INPUT:
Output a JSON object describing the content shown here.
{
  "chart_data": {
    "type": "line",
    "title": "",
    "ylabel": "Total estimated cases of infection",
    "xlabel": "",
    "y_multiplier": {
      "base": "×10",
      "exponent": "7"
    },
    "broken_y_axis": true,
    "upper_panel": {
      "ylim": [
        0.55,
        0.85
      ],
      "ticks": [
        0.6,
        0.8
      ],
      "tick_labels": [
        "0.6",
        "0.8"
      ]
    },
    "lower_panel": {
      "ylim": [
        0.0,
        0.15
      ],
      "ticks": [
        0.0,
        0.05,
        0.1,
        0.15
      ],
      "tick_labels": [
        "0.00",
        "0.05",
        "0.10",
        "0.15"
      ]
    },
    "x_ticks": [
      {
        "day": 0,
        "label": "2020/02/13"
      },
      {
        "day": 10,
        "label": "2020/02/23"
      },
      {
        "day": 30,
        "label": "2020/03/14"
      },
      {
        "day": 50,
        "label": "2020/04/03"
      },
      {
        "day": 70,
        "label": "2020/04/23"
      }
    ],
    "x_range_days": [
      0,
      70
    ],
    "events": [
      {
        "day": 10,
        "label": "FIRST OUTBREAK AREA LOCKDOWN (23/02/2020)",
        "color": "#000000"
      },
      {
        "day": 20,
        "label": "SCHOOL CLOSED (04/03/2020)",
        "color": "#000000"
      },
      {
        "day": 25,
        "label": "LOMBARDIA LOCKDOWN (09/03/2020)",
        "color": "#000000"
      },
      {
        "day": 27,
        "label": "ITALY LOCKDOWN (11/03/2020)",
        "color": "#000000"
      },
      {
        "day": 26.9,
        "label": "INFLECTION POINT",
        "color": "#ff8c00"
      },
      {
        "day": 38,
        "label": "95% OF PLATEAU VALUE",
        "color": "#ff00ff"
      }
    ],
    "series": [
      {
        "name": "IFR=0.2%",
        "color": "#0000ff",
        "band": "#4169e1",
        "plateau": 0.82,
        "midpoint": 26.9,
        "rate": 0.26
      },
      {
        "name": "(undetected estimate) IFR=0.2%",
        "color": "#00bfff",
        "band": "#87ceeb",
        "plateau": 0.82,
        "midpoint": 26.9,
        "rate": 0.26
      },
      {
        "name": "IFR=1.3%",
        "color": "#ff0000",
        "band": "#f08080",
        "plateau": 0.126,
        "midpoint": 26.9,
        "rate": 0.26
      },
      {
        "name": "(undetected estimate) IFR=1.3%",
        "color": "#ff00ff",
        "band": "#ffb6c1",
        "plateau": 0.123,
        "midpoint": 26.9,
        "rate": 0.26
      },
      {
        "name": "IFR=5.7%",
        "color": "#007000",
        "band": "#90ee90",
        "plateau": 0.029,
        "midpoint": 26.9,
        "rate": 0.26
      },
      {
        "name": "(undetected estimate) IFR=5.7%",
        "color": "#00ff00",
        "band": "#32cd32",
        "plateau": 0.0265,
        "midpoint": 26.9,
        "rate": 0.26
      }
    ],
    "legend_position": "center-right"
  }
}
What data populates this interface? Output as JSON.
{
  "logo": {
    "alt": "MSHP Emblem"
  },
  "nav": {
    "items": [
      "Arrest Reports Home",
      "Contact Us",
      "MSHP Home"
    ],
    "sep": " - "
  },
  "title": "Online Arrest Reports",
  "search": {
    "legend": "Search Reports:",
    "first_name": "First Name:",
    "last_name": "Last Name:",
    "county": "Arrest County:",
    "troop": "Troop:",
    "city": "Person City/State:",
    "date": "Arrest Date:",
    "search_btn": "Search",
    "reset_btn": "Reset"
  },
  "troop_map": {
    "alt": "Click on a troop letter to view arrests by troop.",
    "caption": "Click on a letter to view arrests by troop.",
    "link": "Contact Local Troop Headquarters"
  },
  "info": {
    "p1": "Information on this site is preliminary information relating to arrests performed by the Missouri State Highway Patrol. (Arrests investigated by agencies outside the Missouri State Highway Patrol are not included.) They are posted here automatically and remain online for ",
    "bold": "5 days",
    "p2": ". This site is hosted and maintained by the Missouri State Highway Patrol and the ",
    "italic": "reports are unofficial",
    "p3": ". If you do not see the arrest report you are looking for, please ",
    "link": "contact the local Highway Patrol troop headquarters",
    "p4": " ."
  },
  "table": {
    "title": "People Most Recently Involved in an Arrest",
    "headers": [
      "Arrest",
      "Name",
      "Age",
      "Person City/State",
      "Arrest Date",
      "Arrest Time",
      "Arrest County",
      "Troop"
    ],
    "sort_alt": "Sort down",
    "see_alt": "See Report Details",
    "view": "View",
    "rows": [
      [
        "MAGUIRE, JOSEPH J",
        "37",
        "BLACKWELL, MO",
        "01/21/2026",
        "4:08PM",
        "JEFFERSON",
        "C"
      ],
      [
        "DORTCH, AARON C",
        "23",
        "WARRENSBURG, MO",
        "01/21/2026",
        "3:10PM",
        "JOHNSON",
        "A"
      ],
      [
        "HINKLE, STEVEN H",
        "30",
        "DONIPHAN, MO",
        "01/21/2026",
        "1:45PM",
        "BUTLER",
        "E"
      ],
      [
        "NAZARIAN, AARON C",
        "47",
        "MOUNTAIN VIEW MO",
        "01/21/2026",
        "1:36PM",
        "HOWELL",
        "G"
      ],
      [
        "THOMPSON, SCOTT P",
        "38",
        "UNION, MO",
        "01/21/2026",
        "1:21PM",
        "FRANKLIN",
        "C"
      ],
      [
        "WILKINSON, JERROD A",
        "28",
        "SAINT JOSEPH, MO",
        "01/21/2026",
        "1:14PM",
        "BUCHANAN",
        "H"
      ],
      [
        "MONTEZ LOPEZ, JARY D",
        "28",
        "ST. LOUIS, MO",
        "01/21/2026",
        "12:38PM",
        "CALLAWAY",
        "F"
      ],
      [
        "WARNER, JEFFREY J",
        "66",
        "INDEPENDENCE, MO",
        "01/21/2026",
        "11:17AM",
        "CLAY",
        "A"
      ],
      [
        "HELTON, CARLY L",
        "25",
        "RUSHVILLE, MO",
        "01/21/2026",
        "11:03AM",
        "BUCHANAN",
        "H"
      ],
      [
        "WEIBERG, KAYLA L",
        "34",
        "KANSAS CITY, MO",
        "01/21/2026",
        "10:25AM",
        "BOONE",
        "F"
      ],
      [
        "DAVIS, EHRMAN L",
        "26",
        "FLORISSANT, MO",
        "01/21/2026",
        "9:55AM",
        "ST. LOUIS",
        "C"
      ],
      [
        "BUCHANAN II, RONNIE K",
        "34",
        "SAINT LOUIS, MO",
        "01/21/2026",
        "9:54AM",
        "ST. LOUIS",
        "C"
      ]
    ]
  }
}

YOUR OBJECTIVE:
Copy each record from above without leaving any out.

RESULT BELOW:
Output a JSON object describing the content shown here.
{
  "chart_data": {
    "type": "line",
    "title": "",
    "ylabel": "Total estimated cases of infection",
    "xlabel": "",
    "y_multiplier": {
      "base": "×10",
      "exponent": "7"
    },
    "broken_y_axis": true,
    "upper_panel": {
      "ylim": [
        0.55,
        0.85
      ],
      "ticks": [
        0.6,
        0.8
      ],
      "tick_labels": [
        "0.6",
        "0.8"
      ]
    },
    "lower_panel": {
      "ylim": [
        0.0,
        0.15
      ],
      "ticks": [
        0.0,
        0.05,
        0.1,
        0.15
      ],
      "tick_labels": [
        "0.00",
        "0.05",
        "0.10",
        "0.15"
      ]
    },
    "x_ticks": [
      {
        "day": 0,
        "label": "2020/02/13"
      },
      {
        "day": 10,
        "label": "2020/02/23"
      },
      {
        "day": 30,
        "label": "2020/03/14"
      },
      {
        "day": 50,
        "label": "2020/04/03"
      },
      {
        "day": 70,
        "label": "2020/04/23"
      }
    ],
    "x_range_days": [
      0,
      70
    ],
    "events": [
      {
        "day": 10,
        "label": "FIRST OUTBREAK AREA LOCKDOWN (23/02/2020)",
        "color": "#000000"
      },
      {
        "day": 20,
        "label": "SCHOOL CLOSED (04/03/2020)",
        "color": "#000000"
      },
      {
        "day": 25,
        "label": "LOMBARDIA LOCKDOWN (09/03/2020)",
        "color": "#000000"
      },
      {
        "day": 27,
        "label": "ITALY LOCKDOWN (11/03/2020)",
        "color": "#000000"
      },
      {
        "day": 26.9,
        "label": "INFLECTION POINT",
        "color": "#ff8c00"
      },
      {
        "day": 38,
        "label": "95% OF PLATEAU VALUE",
        "color": "#ff00ff"
      }
    ],
    "series": [
      {
        "name": "IFR=0.2%",
        "color": "#0000ff",
        "band": "#4169e1",
        "plateau": 0.82,
        "midpoint": 26.9,
        "rate": 0.26
      },
      {
        "name": "(undetected estimate) IFR=0.2%",
        "color": "#00bfff",
        "band": "#87ceeb",
        "plateau": 0.82,
        "midpoint": 26.9,
        "rate": 0.26
      },
      {
        "name": "IFR=1.3%",
        "color": "#ff0000",
        "band": "#f08080",
        "plateau": 0.126,
        "midpoint": 26.9,
        "rate": 0.26
      },
      {
        "name": "(undetected estimate) IFR=1.3%",
        "color": "#ff00ff",
        "band": "#ffb6c1",
        "plateau": 0.123,
        "midpoint": 26.9,
        "rate": 0.26
      },
      {
        "name": "IFR=5.7%",
        "color": "#007000",
        "band": "#90ee90",
        "plateau": 0.029,
        "midpoint": 26.9,
        "rate": 0.26
      },
      {
        "name": "(undetected estimate) IFR=5.7%",
        "color": "#00ff00",
        "band": "#32cd32",
        "plateau": 0.0265,
        "midpoint": 26.9,
        "rate": 0.26
      }
    ],
    "legend_position": "center-right"
  }
}
What data populates this interface? Output as JSON.
{
  "logo": {
    "alt": "MSHP Emblem"
  },
  "nav": {
    "items": [
      "Arrest Reports Home",
      "Contact Us",
      "MSHP Home"
    ],
    "sep": " - "
  },
  "title": "Online Arrest Reports",
  "search": {
    "legend": "Search Reports:",
    "first_name": "First Name:",
    "last_name": "Last Name:",
    "county": "Arrest County:",
    "troop": "Troop:",
    "city": "Person City/State:",
    "date": "Arrest Date:",
    "search_btn": "Search",
    "reset_btn": "Reset"
  },
  "troop_map": {
    "alt": "Click on a troop letter to view arrests by troop.",
    "caption": "Click on a letter to view arrests by troop.",
    "link": "Contact Local Troop Headquarters"
  },
  "info": {
    "p1": "Information on this site is preliminary information relating to arrests performed by the Missouri State Highway Patrol. (Arrests investigated by agencies outside the Missouri State Highway Patrol are not included.) They are posted here automatically and remain online for ",
    "bold": "5 days",
    "p2": ". This site is hosted and maintained by the Missouri State Highway Patrol and the ",
    "italic": "reports are unofficial",
    "p3": ". If you do not see the arrest report you are looking for, please ",
    "link": "contact the local Highway Patrol troop headquarters",
    "p4": " ."
  },
  "table": {
    "title": "People Most Recently Involved in an Arrest",
    "headers": [
      "Arrest",
      "Name",
      "Age",
      "Person City/State",
      "Arrest Date",
      "Arrest Time",
      "Arrest County",
      "Troop"
    ],
    "sort_alt": "Sort down",
    "see_alt": "See Report Details",
    "view": "View",
    "rows": [
      [
        "MAGUIRE, JOSEPH J",
        "37",
        "BLACKWELL, MO",
        "01/21/2026",
        "4:08PM",
        "JEFFERSON",
        "C"
      ],
      [
        "DORTCH, AARON C",
        "23",
        "WARRENSBURG, MO",
        "01/21/2026",
        "3:10PM",
        "JOHNSON",
        "A"
      ],
      [
        "HINKLE, STEVEN H",
        "30",
        "DONIPHAN, MO",
        "01/21/2026",
        "1:45PM",
        "BUTLER",
        "E"
      ],
      [
        "NAZARIAN, AARON C",
        "47",
        "MOUNTAIN VIEW MO",
        "01/21/2026",
        "1:36PM",
        "HOWELL",
        "G"
      ],
      [
        "THOMPSON, SCOTT P",
        "38",
        "UNION, MO",
        "01/21/2026",
        "1:21PM",
        "FRANKLIN",
        "C"
      ],
      [
        "WILKINSON, JERROD A",
        "28",
        "SAINT JOSEPH, MO",
        "01/21/2026",
        "1:14PM",
        "BUCHANAN",
        "H"
      ],
      [
        "MONTEZ LOPEZ, JARY D",
        "28",
        "ST. LOUIS, MO",
        "01/21/2026",
        "12:38PM",
        "CALLAWAY",
        "F"
      ],
      [
        "WARNER, JEFFREY J",
        "66",
        "INDEPENDENCE, MO",
        "01/21/2026",
        "11:17AM",
        "CLAY",
        "A"
      ],
      [
        "HELTON, CARLY L",
        "25",
        "RUSHVILLE, MO",
        "01/21/2026",
        "11:03AM",
        "BUCHANAN",
        "H"
      ],
      [
        "WEIBERG, KAYLA L",
        "34",
        "KANSAS CITY, MO",
        "01/21/2026",
        "10:25AM",
        "BOONE",
        "F"
      ],
      [
        "DAVIS, EHRMAN L",
        "26",
        "FLORISSANT, MO",
        "01/21/2026",
        "9:55AM",
        "ST. LOUIS",
        "C"
      ],
      [
        "BUCHANAN II, RONNIE K",
        "34",
        "SAINT LOUIS, MO",
        "01/21/2026",
        "9:54AM",
        "ST. LOUIS",
        "C"
      ]
    ]
  }
}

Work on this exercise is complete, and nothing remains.